— begin Entries shown —

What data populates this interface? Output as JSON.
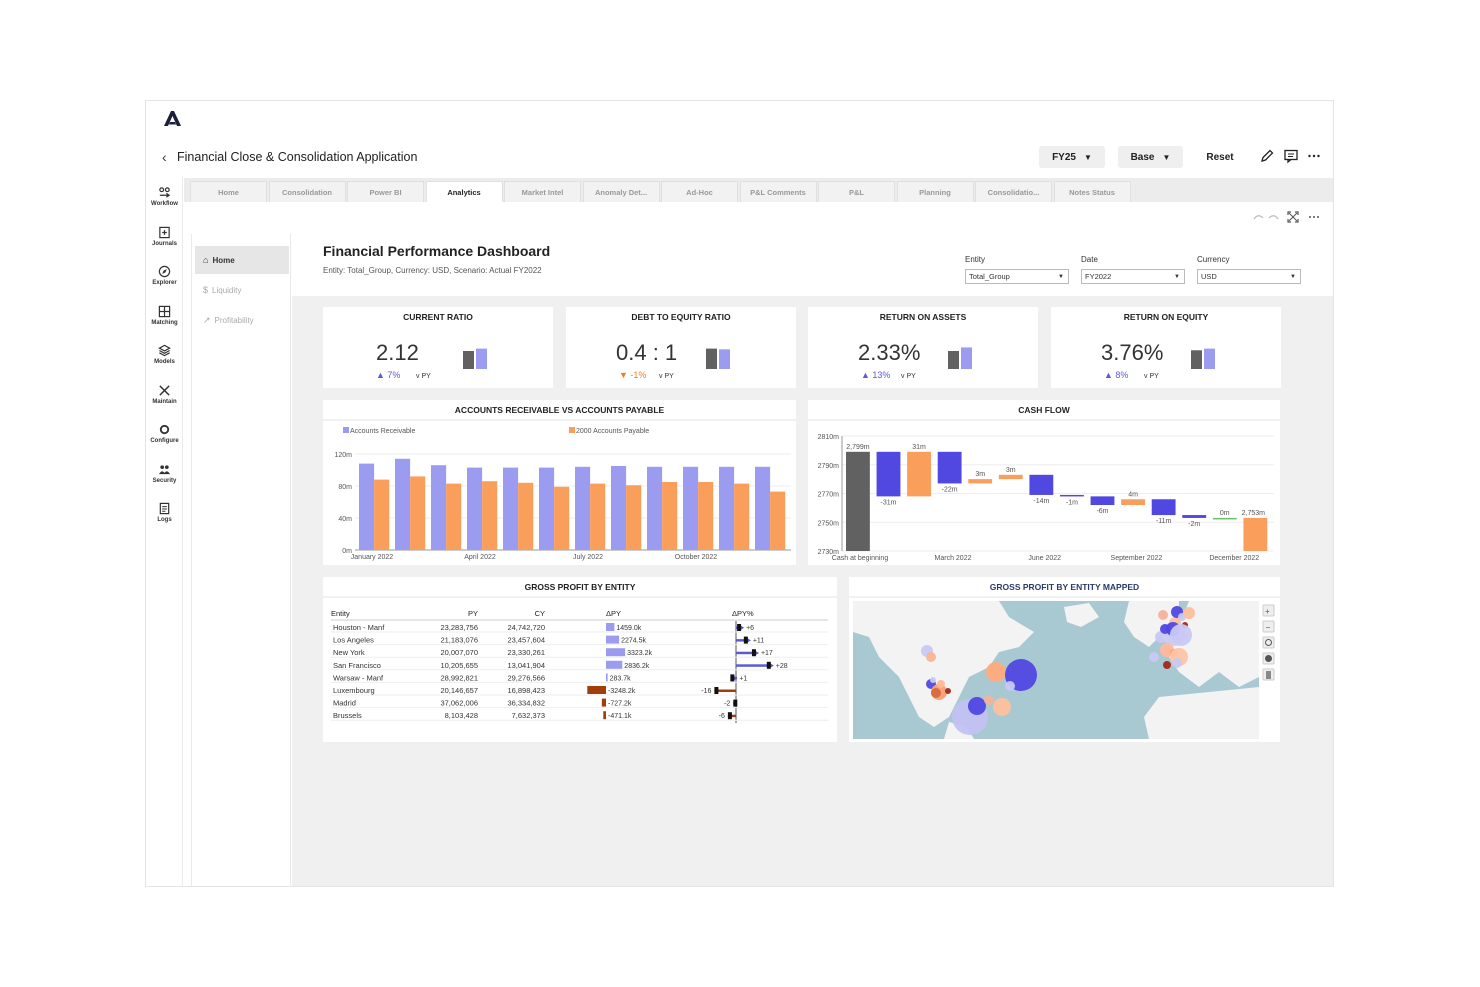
{
  "app": {
    "title": "Financial Close & Consolidation Application",
    "fy_dropdown": "FY25",
    "scenario_dropdown": "Base",
    "reset_label": "Reset"
  },
  "nav": [
    {
      "label": "Workflow",
      "icon": "workflow-icon"
    },
    {
      "label": "Journals",
      "icon": "journals-icon"
    },
    {
      "label": "Explorer",
      "icon": "compass-icon"
    },
    {
      "label": "Matching",
      "icon": "matching-icon"
    },
    {
      "label": "Models",
      "icon": "layers-icon"
    },
    {
      "label": "Maintain",
      "icon": "tools-icon"
    },
    {
      "label": "Configure",
      "icon": "gear-icon"
    },
    {
      "label": "Security",
      "icon": "users-icon"
    },
    {
      "label": "Logs",
      "icon": "document-icon"
    }
  ],
  "tabs": [
    "Home",
    "Consolidation",
    "Power BI",
    "Analytics",
    "Market Intel",
    "Anomaly Det...",
    "Ad-Hoc",
    "P&L Comments",
    "P&L",
    "Planning",
    "Consolidatio...",
    "Notes Status"
  ],
  "active_tab": "Analytics",
  "side": [
    {
      "label": "Home",
      "icon": "home-icon"
    },
    {
      "label": "Liquidity",
      "icon": "dollar-icon"
    },
    {
      "label": "Profitability",
      "icon": "trend-icon"
    }
  ],
  "dashboard": {
    "title": "Financial Performance Dashboard",
    "subtitle": "Entity: Total_Group, Currency: USD, Scenario: Actual FY2022",
    "filters": [
      {
        "label": "Entity",
        "value": "Total_Group"
      },
      {
        "label": "Date",
        "value": "FY2022"
      },
      {
        "label": "Currency",
        "value": "USD"
      }
    ]
  },
  "kpis": [
    {
      "title": "CURRENT RATIO",
      "value": "2.12",
      "delta": "7%",
      "direction": "up",
      "vs": "v PY",
      "py_level": 0.75,
      "cy_level": 0.85
    },
    {
      "title": "DEBT TO EQUITY RATIO",
      "value": "0.4 : 1",
      "delta": "-1%",
      "direction": "down",
      "vs": "v PY",
      "py_level": 0.85,
      "cy_level": 0.82
    },
    {
      "title": "RETURN ON ASSETS",
      "value": "2.33%",
      "delta": "13%",
      "direction": "up",
      "vs": "v PY",
      "py_level": 0.75,
      "cy_level": 0.9
    },
    {
      "title": "RETURN ON EQUITY",
      "value": "3.76%",
      "delta": "8%",
      "direction": "up",
      "vs": "v PY",
      "py_level": 0.78,
      "cy_level": 0.85
    }
  ],
  "colors": {
    "purple": "#9b9cf0",
    "orange": "#fa9e5c",
    "blue": "#5048e0",
    "dark": "#616161",
    "up": "#5b5bd6",
    "down": "#f47a1f",
    "map_water": "#a9c9d2",
    "map_land": "#f3f3f3"
  },
  "chart_data": [
    {
      "type": "bar",
      "title": "ACCOUNTS RECEIVABLE VS ACCOUNTS PAYABLE",
      "x_tick_labels": [
        "January 2022",
        "April 2022",
        "July 2022",
        "October 2022"
      ],
      "y_tick_labels": [
        "0m",
        "40m",
        "80m",
        "120m"
      ],
      "ylim": [
        0,
        120
      ],
      "legend": "top",
      "series": [
        {
          "name": "Accounts Receivable",
          "color": "#9b9cf0",
          "values": [
            108,
            114,
            106,
            103,
            103,
            103,
            104,
            105,
            104,
            104,
            104,
            104
          ]
        },
        {
          "name": "2000 Accounts Payable",
          "color": "#fa9e5c",
          "values": [
            88,
            92,
            83,
            86,
            84,
            79,
            83,
            81,
            85,
            85,
            83,
            73
          ]
        }
      ]
    },
    {
      "type": "waterfall",
      "title": "CASH FLOW",
      "x_tick_labels": [
        "Cash at beginning",
        "March 2022",
        "June 2022",
        "September 2022",
        "December 2022"
      ],
      "y_tick_labels": [
        "2730m",
        "2750m",
        "2770m",
        "2790m",
        "2810m"
      ],
      "ylim": [
        2730,
        2810
      ],
      "steps": [
        {
          "label": "2,799m",
          "value": 2799,
          "kind": "total"
        },
        {
          "label": "-31m",
          "value": -31,
          "kind": "decrease"
        },
        {
          "label": "31m",
          "value": 31,
          "kind": "increase"
        },
        {
          "label": "-22m",
          "value": -22,
          "kind": "decrease"
        },
        {
          "label": "3m",
          "value": 3,
          "kind": "increase"
        },
        {
          "label": "3m",
          "value": 3,
          "kind": "increase"
        },
        {
          "label": "-14m",
          "value": -14,
          "kind": "decrease"
        },
        {
          "label": "-1m",
          "value": -1,
          "kind": "decrease"
        },
        {
          "label": "-6m",
          "value": -6,
          "kind": "decrease"
        },
        {
          "label": "4m",
          "value": 4,
          "kind": "increase"
        },
        {
          "label": "-11m",
          "value": -11,
          "kind": "decrease"
        },
        {
          "label": "-2m",
          "value": -2,
          "kind": "decrease"
        },
        {
          "label": "0m",
          "value": 0,
          "kind": "increase"
        },
        {
          "label": "2,753m",
          "value": 2753,
          "kind": "end"
        }
      ]
    },
    {
      "type": "table",
      "title": "GROSS PROFIT BY ENTITY",
      "columns": [
        "Entity",
        "PY",
        "CY",
        "ΔPY",
        "ΔPY%"
      ],
      "rows": [
        {
          "entity": "Houston - Manf",
          "py": "23,283,756",
          "cy": "24,742,720",
          "dpy": 1459.0,
          "dpy_label": "1459.0k",
          "dpct": 6,
          "dpct_label": "+6"
        },
        {
          "entity": "Los Angeles",
          "py": "21,183,076",
          "cy": "23,457,604",
          "dpy": 2274.5,
          "dpy_label": "2274.5k",
          "dpct": 11,
          "dpct_label": "+11"
        },
        {
          "entity": "New York",
          "py": "20,007,070",
          "cy": "23,330,261",
          "dpy": 3323.2,
          "dpy_label": "3323.2k",
          "dpct": 17,
          "dpct_label": "+17"
        },
        {
          "entity": "San Francisco",
          "py": "10,205,655",
          "cy": "13,041,904",
          "dpy": 2836.2,
          "dpy_label": "2836.2k",
          "dpct": 28,
          "dpct_label": "+28"
        },
        {
          "entity": "Warsaw - Manf",
          "py": "28,992,821",
          "cy": "29,276,566",
          "dpy": 283.7,
          "dpy_label": "283.7k",
          "dpct": 1,
          "dpct_label": "+1"
        },
        {
          "entity": "Luxembourg",
          "py": "20,146,657",
          "cy": "16,898,423",
          "dpy": -3248.2,
          "dpy_label": "-3248.2k",
          "dpct": -16,
          "dpct_label": "-16"
        },
        {
          "entity": "Madrid",
          "py": "37,062,006",
          "cy": "36,334,832",
          "dpy": -727.2,
          "dpy_label": "-727.2k",
          "dpct": -2,
          "dpct_label": "-2"
        },
        {
          "entity": "Brussels",
          "py": "8,103,428",
          "cy": "7,632,373",
          "dpy": -471.1,
          "dpy_label": "-471.1k",
          "dpct": -6,
          "dpct_label": "-6"
        }
      ]
    }
  ],
  "map": {
    "title": "GROSS PROFIT BY ENTITY MAPPED",
    "tools": [
      "zoom-in-icon",
      "zoom-out-icon",
      "search-icon",
      "globe-icon",
      "layers-icon"
    ]
  }
}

— end Entries shown —

__Set exercise__.
Copy every record above exactly, leaving out the pictures.

__Exercise result__.
What data populates this interface? Output as JSON.
{
  "app": {
    "title": "Financial Close & Consolidation Application",
    "fy_dropdown": "FY25",
    "scenario_dropdown": "Base",
    "reset_label": "Reset"
  },
  "nav": [
    {
      "label": "Workflow",
      "icon": "workflow-icon"
    },
    {
      "label": "Journals",
      "icon": "journals-icon"
    },
    {
      "label": "Explorer",
      "icon": "compass-icon"
    },
    {
      "label": "Matching",
      "icon": "matching-icon"
    },
    {
      "label": "Models",
      "icon": "layers-icon"
    },
    {
      "label": "Maintain",
      "icon": "tools-icon"
    },
    {
      "label": "Configure",
      "icon": "gear-icon"
    },
    {
      "label": "Security",
      "icon": "users-icon"
    },
    {
      "label": "Logs",
      "icon": "document-icon"
    }
  ],
  "tabs": [
    "Home",
    "Consolidation",
    "Power BI",
    "Analytics",
    "Market Intel",
    "Anomaly Det...",
    "Ad-Hoc",
    "P&L Comments",
    "P&L",
    "Planning",
    "Consolidatio...",
    "Notes Status"
  ],
  "active_tab": "Analytics",
  "side": [
    {
      "label": "Home",
      "icon": "home-icon"
    },
    {
      "label": "Liquidity",
      "icon": "dollar-icon"
    },
    {
      "label": "Profitability",
      "icon": "trend-icon"
    }
  ],
  "dashboard": {
    "title": "Financial Performance Dashboard",
    "subtitle": "Entity: Total_Group, Currency: USD, Scenario: Actual FY2022",
    "filters": [
      {
        "label": "Entity",
        "value": "Total_Group"
      },
      {
        "label": "Date",
        "value": "FY2022"
      },
      {
        "label": "Currency",
        "value": "USD"
      }
    ]
  },
  "kpis": [
    {
      "title": "CURRENT RATIO",
      "value": "2.12",
      "delta": "7%",
      "direction": "up",
      "vs": "v PY",
      "py_level": 0.75,
      "cy_level": 0.85
    },
    {
      "title": "DEBT TO EQUITY RATIO",
      "value": "0.4 : 1",
      "delta": "-1%",
      "direction": "down",
      "vs": "v PY",
      "py_level": 0.85,
      "cy_level": 0.82
    },
    {
      "title": "RETURN ON ASSETS",
      "value": "2.33%",
      "delta": "13%",
      "direction": "up",
      "vs": "v PY",
      "py_level": 0.75,
      "cy_level": 0.9
    },
    {
      "title": "RETURN ON EQUITY",
      "value": "3.76%",
      "delta": "8%",
      "direction": "up",
      "vs": "v PY",
      "py_level": 0.78,
      "cy_level": 0.85
    }
  ],
  "colors": {
    "purple": "#9b9cf0",
    "orange": "#fa9e5c",
    "blue": "#5048e0",
    "dark": "#616161",
    "up": "#5b5bd6",
    "down": "#f47a1f",
    "map_water": "#a9c9d2",
    "map_land": "#f3f3f3"
  },
  "chart_data": [
    {
      "type": "bar",
      "title": "ACCOUNTS RECEIVABLE VS ACCOUNTS PAYABLE",
      "x_tick_labels": [
        "January 2022",
        "April 2022",
        "July 2022",
        "October 2022"
      ],
      "y_tick_labels": [
        "0m",
        "40m",
        "80m",
        "120m"
      ],
      "ylim": [
        0,
        120
      ],
      "legend": "top",
      "series": [
        {
          "name": "Accounts Receivable",
          "color": "#9b9cf0",
          "values": [
            108,
            114,
            106,
            103,
            103,
            103,
            104,
            105,
            104,
            104,
            104,
            104
          ]
        },
        {
          "name": "2000 Accounts Payable",
          "color": "#fa9e5c",
          "values": [
            88,
            92,
            83,
            86,
            84,
            79,
            83,
            81,
            85,
            85,
            83,
            73
          ]
        }
      ]
    },
    {
      "type": "waterfall",
      "title": "CASH FLOW",
      "x_tick_labels": [
        "Cash at beginning",
        "March 2022",
        "June 2022",
        "September 2022",
        "December 2022"
      ],
      "y_tick_labels": [
        "2730m",
        "2750m",
        "2770m",
        "2790m",
        "2810m"
      ],
      "ylim": [
        2730,
        2810
      ],
      "steps": [
        {
          "label": "2,799m",
          "value": 2799,
          "kind": "total"
        },
        {
          "label": "-31m",
          "value": -31,
          "kind": "decrease"
        },
        {
          "label": "31m",
          "value": 31,
          "kind": "increase"
        },
        {
          "label": "-22m",
          "value": -22,
          "kind": "decrease"
        },
        {
          "label": "3m",
          "value": 3,
          "kind": "increase"
        },
        {
          "label": "3m",
          "value": 3,
          "kind": "increase"
        },
        {
          "label": "-14m",
          "value": -14,
          "kind": "decrease"
        },
        {
          "label": "-1m",
          "value": -1,
          "kind": "decrease"
        },
        {
          "label": "-6m",
          "value": -6,
          "kind": "decrease"
        },
        {
          "label": "4m",
          "value": 4,
          "kind": "increase"
        },
        {
          "label": "-11m",
          "value": -11,
          "kind": "decrease"
        },
        {
          "label": "-2m",
          "value": -2,
          "kind": "decrease"
        },
        {
          "label": "0m",
          "value": 0,
          "kind": "increase"
        },
        {
          "label": "2,753m",
          "value": 2753,
          "kind": "end"
        }
      ]
    },
    {
      "type": "table",
      "title": "GROSS PROFIT BY ENTITY",
      "columns": [
        "Entity",
        "PY",
        "CY",
        "ΔPY",
        "ΔPY%"
      ],
      "rows": [
        {
          "entity": "Houston - Manf",
          "py": "23,283,756",
          "cy": "24,742,720",
          "dpy": 1459.0,
          "dpy_label": "1459.0k",
          "dpct": 6,
          "dpct_label": "+6"
        },
        {
          "entity": "Los Angeles",
          "py": "21,183,076",
          "cy": "23,457,604",
          "dpy": 2274.5,
          "dpy_label": "2274.5k",
          "dpct": 11,
          "dpct_label": "+11"
        },
        {
          "entity": "New York",
          "py": "20,007,070",
          "cy": "23,330,261",
          "dpy": 3323.2,
          "dpy_label": "3323.2k",
          "dpct": 17,
          "dpct_label": "+17"
        },
        {
          "entity": "San Francisco",
          "py": "10,205,655",
          "cy": "13,041,904",
          "dpy": 2836.2,
          "dpy_label": "2836.2k",
          "dpct": 28,
          "dpct_label": "+28"
        },
        {
          "entity": "Warsaw - Manf",
          "py": "28,992,821",
          "cy": "29,276,566",
          "dpy": 283.7,
          "dpy_label": "283.7k",
          "dpct": 1,
          "dpct_label": "+1"
        },
        {
          "entity": "Luxembourg",
          "py": "20,146,657",
          "cy": "16,898,423",
          "dpy": -3248.2,
          "dpy_label": "-3248.2k",
          "dpct": -16,
          "dpct_label": "-16"
        },
        {
          "entity": "Madrid",
          "py": "37,062,006",
          "cy": "36,334,832",
          "dpy": -727.2,
          "dpy_label": "-727.2k",
          "dpct": -2,
          "dpct_label": "-2"
        },
        {
          "entity": "Brussels",
          "py": "8,103,428",
          "cy": "7,632,373",
          "dpy": -471.1,
          "dpy_label": "-471.1k",
          "dpct": -6,
          "dpct_label": "-6"
        }
      ]
    }
  ],
  "map": {
    "title": "GROSS PROFIT BY ENTITY MAPPED",
    "tools": [
      "zoom-in-icon",
      "zoom-out-icon",
      "search-icon",
      "globe-icon",
      "layers-icon"
    ]
  }
}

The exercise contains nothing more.